[Dataset items]
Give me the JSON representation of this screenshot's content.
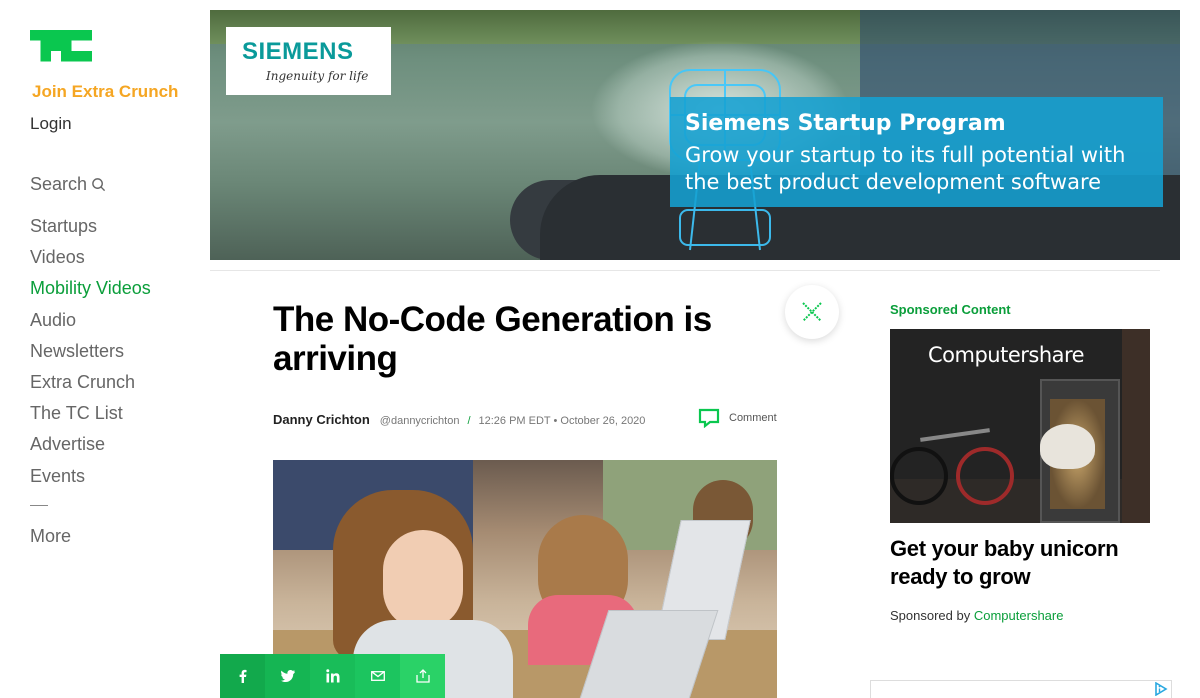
{
  "sidebar": {
    "join_label": "Join Extra Crunch",
    "login_label": "Login",
    "search_label": "Search",
    "nav_items": [
      {
        "label": "Startups"
      },
      {
        "label": "Videos"
      },
      {
        "label": "Mobility Videos",
        "active": true
      },
      {
        "label": "Audio"
      },
      {
        "label": "Newsletters"
      },
      {
        "label": "Extra Crunch"
      },
      {
        "label": "The TC List"
      },
      {
        "label": "Advertise"
      },
      {
        "label": "Events"
      }
    ],
    "more_label": "More"
  },
  "banner_ad": {
    "brand": "SIEMENS",
    "slogan": "Ingenuity for life",
    "title": "Siemens Startup Program",
    "text_line1": "Grow your startup to its full potential with",
    "text_line2": "the best product development software"
  },
  "article": {
    "headline": "The No-Code Generation is arriving",
    "author": "Danny Crichton",
    "handle": "@dannycrichton",
    "separator": "/",
    "timestamp": "12:26 PM EDT • October 26, 2020",
    "comment_label": "Comment"
  },
  "share_bar": {
    "buttons": [
      "facebook-icon",
      "twitter-icon",
      "linkedin-icon",
      "email-icon",
      "share-icon"
    ]
  },
  "sponsored": {
    "label": "Sponsored Content",
    "image_brand": "Computershare",
    "title": "Get your baby unicorn ready to grow",
    "by_prefix": "Sponsored by",
    "by_link": "Computershare"
  },
  "colors": {
    "brand_green": "#0a9e3a",
    "join_orange": "#f5a623",
    "siemens_teal": "#0a9a9a",
    "promo_blue": "#14a0d2"
  }
}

Exercise goal
Reproduce the records, all of them, word for word; omit the pictures.

Complete answer
Give me the JSON representation of this screenshot's content.
{
  "sidebar": {
    "join_label": "Join Extra Crunch",
    "login_label": "Login",
    "search_label": "Search",
    "nav_items": [
      {
        "label": "Startups"
      },
      {
        "label": "Videos"
      },
      {
        "label": "Mobility Videos",
        "active": true
      },
      {
        "label": "Audio"
      },
      {
        "label": "Newsletters"
      },
      {
        "label": "Extra Crunch"
      },
      {
        "label": "The TC List"
      },
      {
        "label": "Advertise"
      },
      {
        "label": "Events"
      }
    ],
    "more_label": "More"
  },
  "banner_ad": {
    "brand": "SIEMENS",
    "slogan": "Ingenuity for life",
    "title": "Siemens Startup Program",
    "text_line1": "Grow your startup to its full potential with",
    "text_line2": "the best product development software"
  },
  "article": {
    "headline": "The No-Code Generation is arriving",
    "author": "Danny Crichton",
    "handle": "@dannycrichton",
    "separator": "/",
    "timestamp": "12:26 PM EDT • October 26, 2020",
    "comment_label": "Comment"
  },
  "share_bar": {
    "buttons": [
      "facebook-icon",
      "twitter-icon",
      "linkedin-icon",
      "email-icon",
      "share-icon"
    ]
  },
  "sponsored": {
    "label": "Sponsored Content",
    "image_brand": "Computershare",
    "title": "Get your baby unicorn ready to grow",
    "by_prefix": "Sponsored by",
    "by_link": "Computershare"
  },
  "colors": {
    "brand_green": "#0a9e3a",
    "join_orange": "#f5a623",
    "siemens_teal": "#0a9a9a",
    "promo_blue": "#14a0d2"
  }
}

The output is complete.